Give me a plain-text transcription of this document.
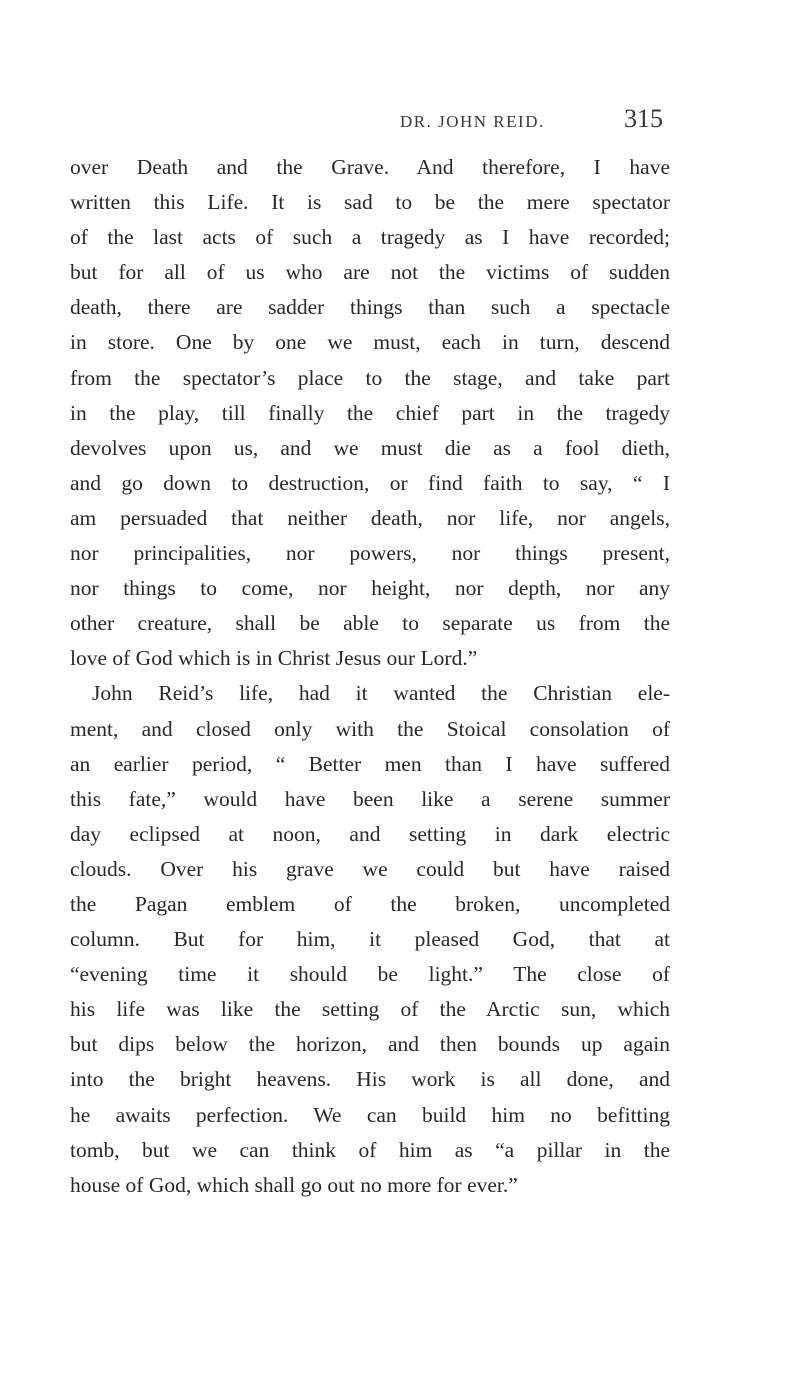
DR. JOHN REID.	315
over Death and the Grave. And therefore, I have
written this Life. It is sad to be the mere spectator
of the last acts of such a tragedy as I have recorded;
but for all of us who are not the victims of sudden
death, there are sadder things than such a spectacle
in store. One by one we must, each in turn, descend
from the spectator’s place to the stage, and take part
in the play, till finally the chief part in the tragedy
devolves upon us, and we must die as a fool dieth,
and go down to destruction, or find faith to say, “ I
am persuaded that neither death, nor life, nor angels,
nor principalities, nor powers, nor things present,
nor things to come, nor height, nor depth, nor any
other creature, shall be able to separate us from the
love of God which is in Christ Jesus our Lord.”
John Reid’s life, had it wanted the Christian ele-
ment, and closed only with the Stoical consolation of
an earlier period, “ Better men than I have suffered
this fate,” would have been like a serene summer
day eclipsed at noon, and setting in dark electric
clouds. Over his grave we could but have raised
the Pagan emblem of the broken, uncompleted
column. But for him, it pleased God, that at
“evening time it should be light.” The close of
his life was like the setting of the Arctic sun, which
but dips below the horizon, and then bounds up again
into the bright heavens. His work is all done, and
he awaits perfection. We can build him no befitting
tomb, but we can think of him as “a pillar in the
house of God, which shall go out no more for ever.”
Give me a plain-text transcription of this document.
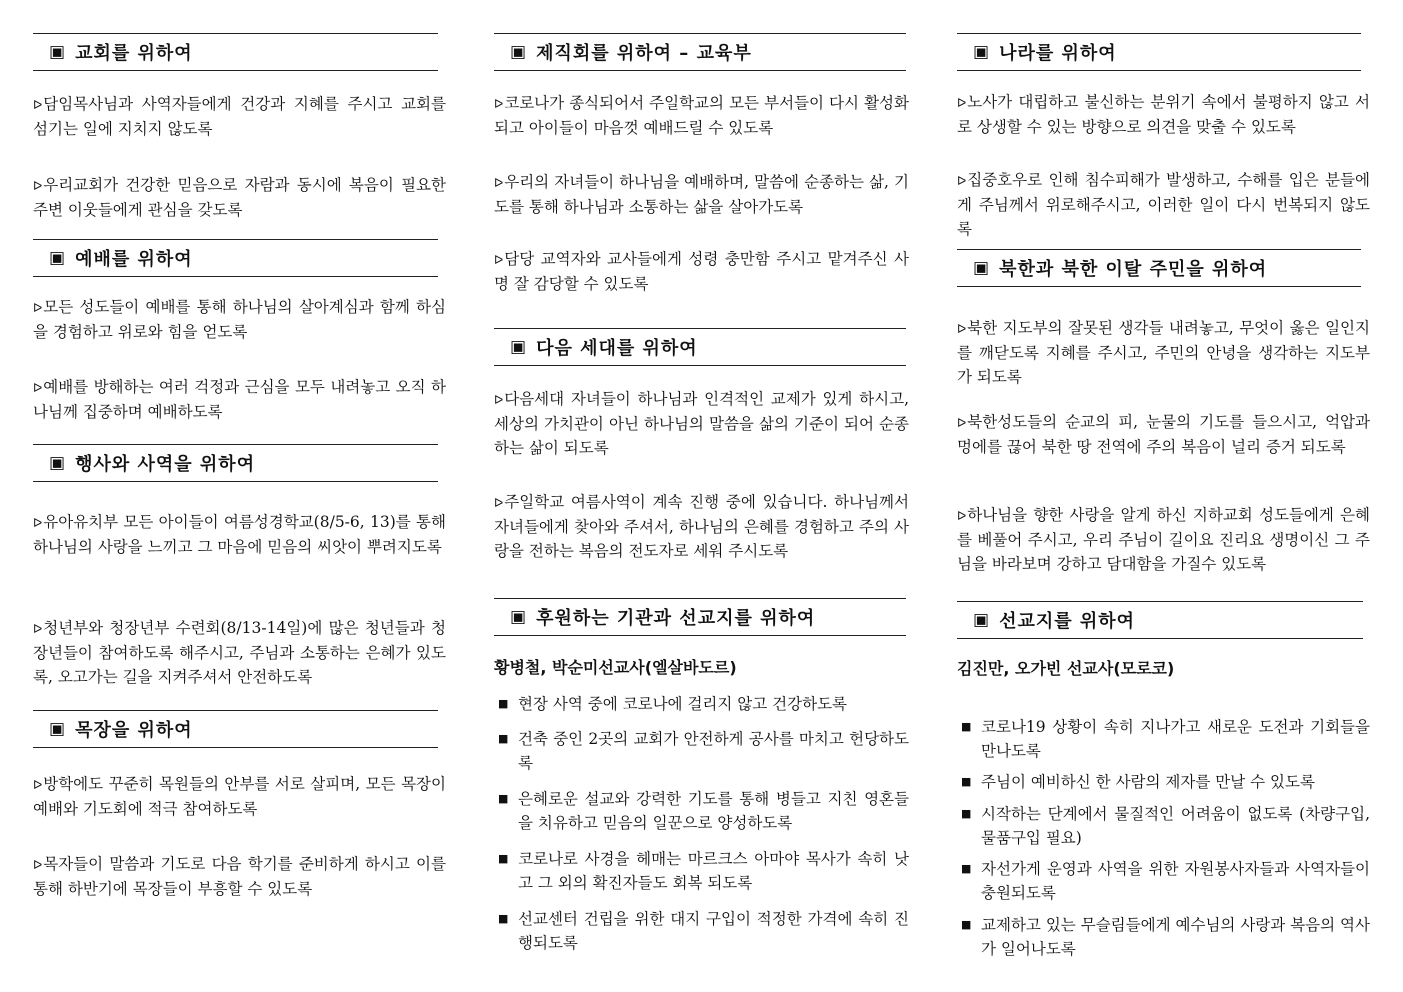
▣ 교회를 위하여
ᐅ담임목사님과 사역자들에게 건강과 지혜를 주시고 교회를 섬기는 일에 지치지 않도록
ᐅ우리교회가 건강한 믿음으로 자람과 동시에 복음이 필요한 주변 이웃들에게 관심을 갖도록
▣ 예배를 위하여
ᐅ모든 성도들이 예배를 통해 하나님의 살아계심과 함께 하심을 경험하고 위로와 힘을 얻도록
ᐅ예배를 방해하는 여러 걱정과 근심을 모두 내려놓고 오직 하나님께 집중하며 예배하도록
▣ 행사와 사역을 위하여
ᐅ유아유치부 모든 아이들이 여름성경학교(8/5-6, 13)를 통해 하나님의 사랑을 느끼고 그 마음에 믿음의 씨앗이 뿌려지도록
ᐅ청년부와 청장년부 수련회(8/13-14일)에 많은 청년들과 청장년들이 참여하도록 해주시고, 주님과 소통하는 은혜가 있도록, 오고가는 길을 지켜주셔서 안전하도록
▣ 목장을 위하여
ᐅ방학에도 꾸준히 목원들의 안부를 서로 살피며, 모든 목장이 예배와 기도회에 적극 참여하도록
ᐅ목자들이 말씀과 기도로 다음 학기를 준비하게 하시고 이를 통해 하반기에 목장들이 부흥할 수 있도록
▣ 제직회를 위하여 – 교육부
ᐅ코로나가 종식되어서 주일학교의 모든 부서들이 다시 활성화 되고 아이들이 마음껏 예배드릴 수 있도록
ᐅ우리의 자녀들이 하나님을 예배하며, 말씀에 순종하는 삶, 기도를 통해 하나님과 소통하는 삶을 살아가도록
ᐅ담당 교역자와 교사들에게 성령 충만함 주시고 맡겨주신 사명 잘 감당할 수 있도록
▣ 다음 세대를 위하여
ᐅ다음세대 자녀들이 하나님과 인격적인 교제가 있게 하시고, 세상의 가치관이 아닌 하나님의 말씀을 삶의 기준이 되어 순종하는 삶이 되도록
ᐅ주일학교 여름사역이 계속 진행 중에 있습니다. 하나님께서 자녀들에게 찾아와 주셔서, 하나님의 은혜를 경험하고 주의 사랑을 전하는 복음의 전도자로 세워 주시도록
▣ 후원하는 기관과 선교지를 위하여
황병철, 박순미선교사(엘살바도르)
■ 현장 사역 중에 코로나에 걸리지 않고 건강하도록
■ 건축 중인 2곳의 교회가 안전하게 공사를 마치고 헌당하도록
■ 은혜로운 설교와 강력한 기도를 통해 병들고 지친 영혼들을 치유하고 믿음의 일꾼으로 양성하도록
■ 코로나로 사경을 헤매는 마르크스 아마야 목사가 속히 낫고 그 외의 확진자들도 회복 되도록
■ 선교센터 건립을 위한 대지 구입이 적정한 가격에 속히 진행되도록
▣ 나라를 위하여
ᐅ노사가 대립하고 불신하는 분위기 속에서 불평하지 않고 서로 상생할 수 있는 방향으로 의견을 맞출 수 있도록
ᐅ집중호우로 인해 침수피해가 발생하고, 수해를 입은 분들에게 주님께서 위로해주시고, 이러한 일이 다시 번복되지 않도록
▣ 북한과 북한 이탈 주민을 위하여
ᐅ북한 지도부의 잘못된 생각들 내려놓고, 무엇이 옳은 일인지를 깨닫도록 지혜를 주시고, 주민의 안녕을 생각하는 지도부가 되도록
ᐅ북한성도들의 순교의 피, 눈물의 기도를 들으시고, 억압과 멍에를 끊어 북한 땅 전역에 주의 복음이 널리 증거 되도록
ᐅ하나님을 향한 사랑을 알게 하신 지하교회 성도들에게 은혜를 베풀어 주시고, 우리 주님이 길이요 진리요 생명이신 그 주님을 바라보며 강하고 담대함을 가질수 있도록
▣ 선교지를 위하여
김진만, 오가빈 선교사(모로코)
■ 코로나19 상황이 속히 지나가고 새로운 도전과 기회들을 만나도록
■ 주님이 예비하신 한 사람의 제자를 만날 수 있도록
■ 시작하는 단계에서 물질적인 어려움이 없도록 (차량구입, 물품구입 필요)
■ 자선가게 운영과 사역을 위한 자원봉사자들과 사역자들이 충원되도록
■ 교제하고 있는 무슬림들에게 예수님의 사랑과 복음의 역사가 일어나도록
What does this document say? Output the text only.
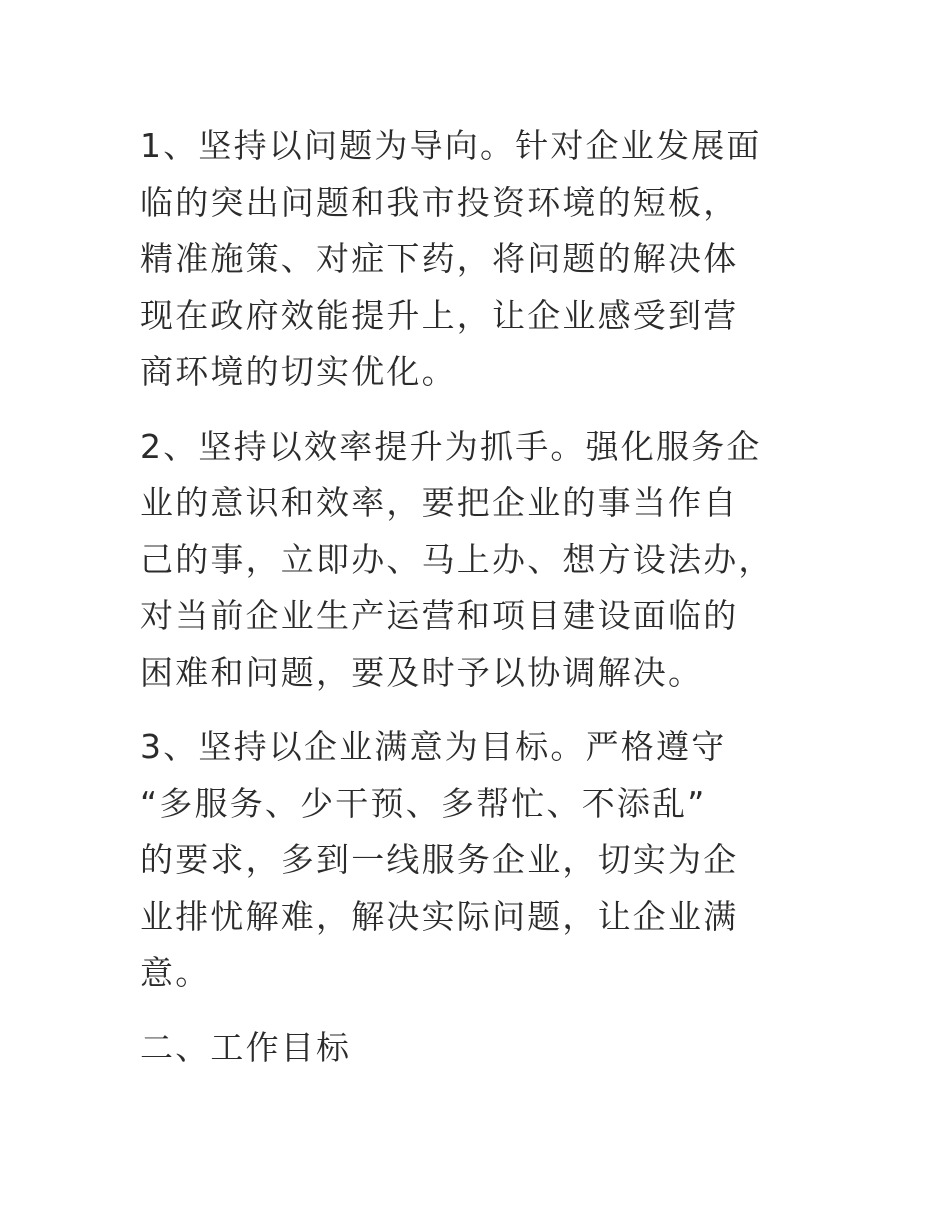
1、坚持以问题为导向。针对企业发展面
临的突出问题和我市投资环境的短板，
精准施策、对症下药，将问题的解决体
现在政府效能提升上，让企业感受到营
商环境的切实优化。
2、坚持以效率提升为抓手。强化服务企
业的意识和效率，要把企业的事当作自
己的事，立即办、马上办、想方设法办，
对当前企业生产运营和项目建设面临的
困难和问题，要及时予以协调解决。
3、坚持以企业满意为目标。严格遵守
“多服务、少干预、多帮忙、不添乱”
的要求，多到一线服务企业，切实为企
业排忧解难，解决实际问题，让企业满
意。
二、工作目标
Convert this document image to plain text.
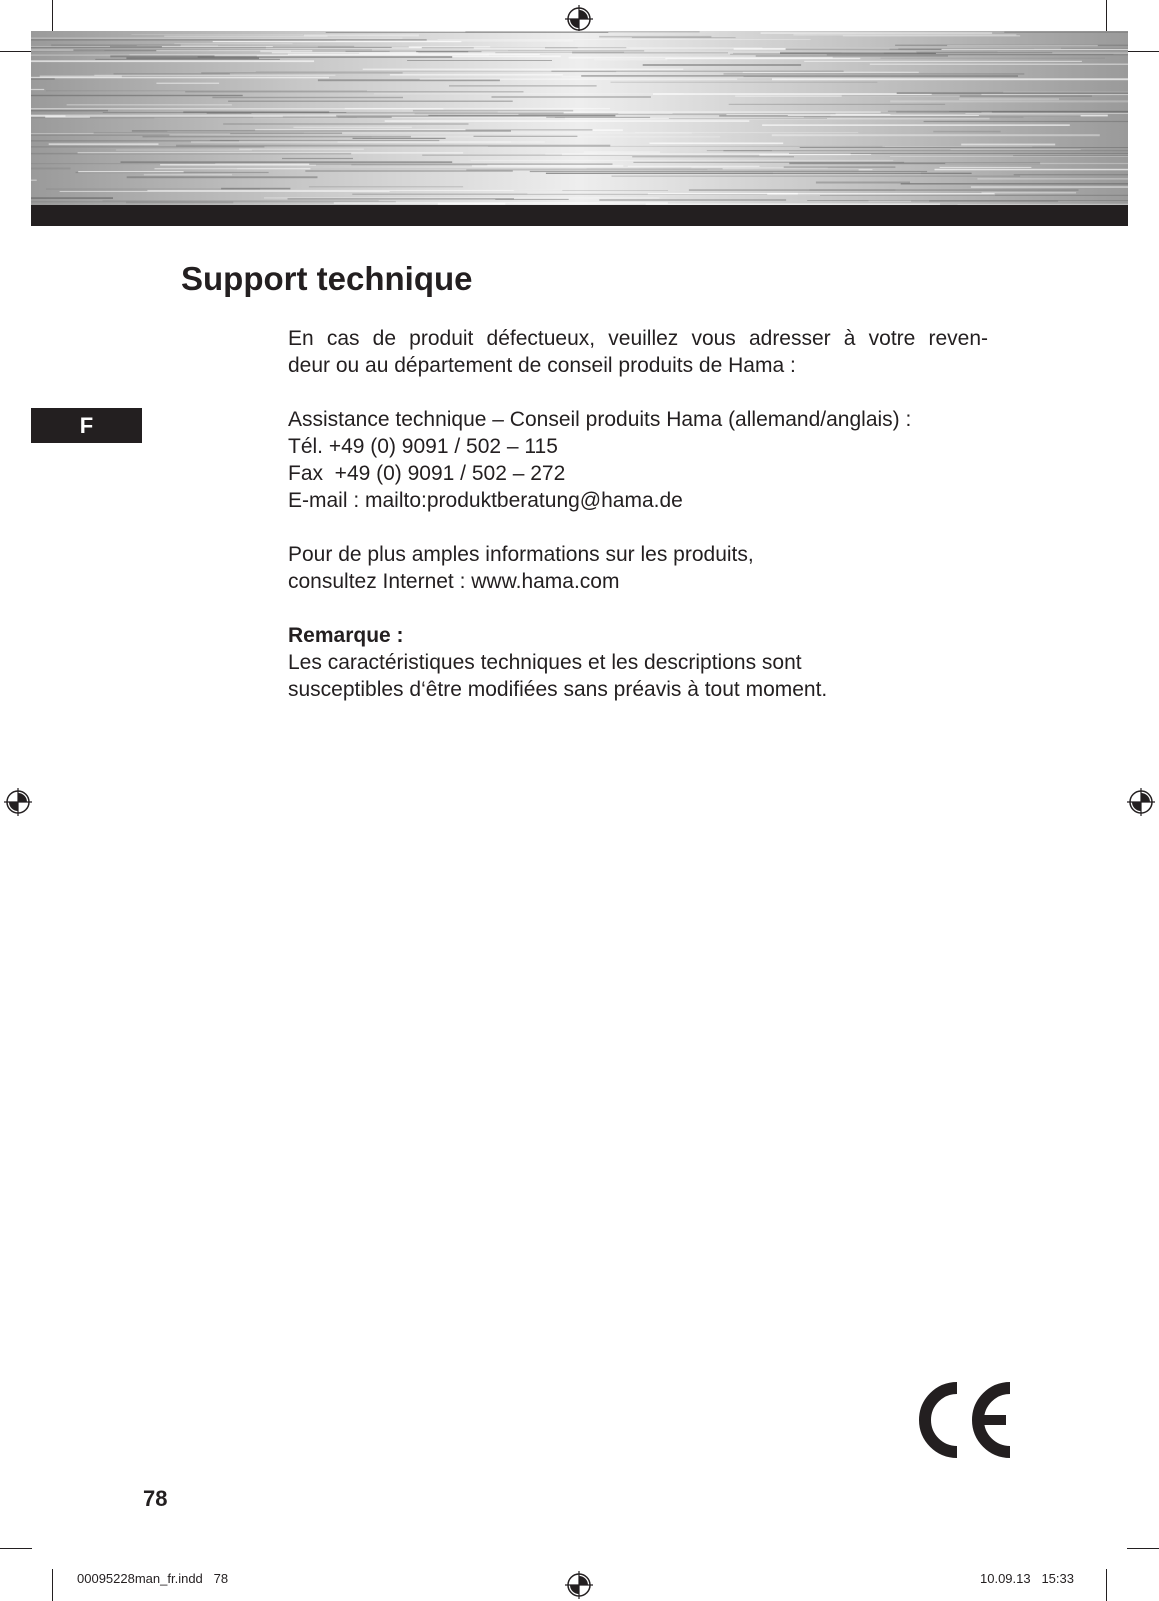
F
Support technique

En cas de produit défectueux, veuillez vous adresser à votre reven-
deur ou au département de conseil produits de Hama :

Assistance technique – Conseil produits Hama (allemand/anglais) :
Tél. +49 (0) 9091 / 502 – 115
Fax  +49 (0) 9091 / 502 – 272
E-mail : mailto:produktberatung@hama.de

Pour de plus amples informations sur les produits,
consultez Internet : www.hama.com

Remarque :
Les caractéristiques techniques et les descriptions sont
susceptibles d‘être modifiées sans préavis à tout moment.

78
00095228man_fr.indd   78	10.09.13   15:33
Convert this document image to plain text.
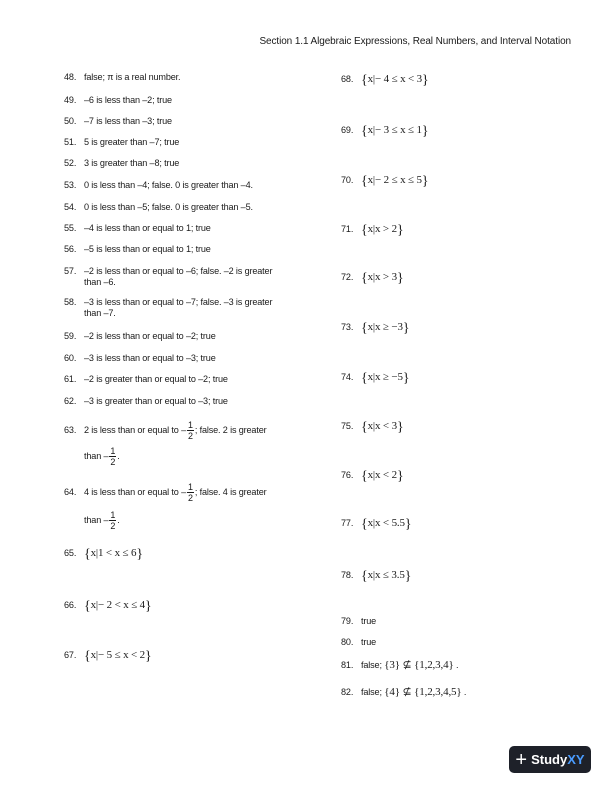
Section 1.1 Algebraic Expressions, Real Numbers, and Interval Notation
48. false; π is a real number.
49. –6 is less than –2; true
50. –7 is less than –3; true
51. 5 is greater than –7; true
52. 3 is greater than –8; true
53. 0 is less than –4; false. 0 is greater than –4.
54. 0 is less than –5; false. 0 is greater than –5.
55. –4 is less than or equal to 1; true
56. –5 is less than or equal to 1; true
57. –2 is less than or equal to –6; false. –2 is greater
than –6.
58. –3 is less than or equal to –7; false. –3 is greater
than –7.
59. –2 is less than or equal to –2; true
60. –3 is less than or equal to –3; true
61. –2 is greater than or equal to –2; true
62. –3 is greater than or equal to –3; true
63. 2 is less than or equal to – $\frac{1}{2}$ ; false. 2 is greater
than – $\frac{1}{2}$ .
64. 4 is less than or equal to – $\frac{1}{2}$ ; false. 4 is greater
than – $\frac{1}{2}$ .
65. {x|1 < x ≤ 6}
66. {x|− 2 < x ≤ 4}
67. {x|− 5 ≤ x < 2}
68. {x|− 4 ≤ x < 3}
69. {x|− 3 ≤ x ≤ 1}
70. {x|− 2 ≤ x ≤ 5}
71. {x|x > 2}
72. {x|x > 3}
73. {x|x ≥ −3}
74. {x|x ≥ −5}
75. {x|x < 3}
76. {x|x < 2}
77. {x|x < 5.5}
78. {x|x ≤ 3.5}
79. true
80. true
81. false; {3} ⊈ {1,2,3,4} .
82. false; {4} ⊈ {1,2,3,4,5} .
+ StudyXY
- - -
> INSTRUCTIONS FOR THE TASK
Search the entries for the word "have" and pick out every line that holds it.

> ANSWER TO THE PROBLEM
over Death and the Grave. And therefore, I have
of the last acts of such a tragedy as I have recorded;
an earlier period, “ Better men than I have suffered
this fate,” would have been like a serene summer
clouds. Over his grave we could but have raised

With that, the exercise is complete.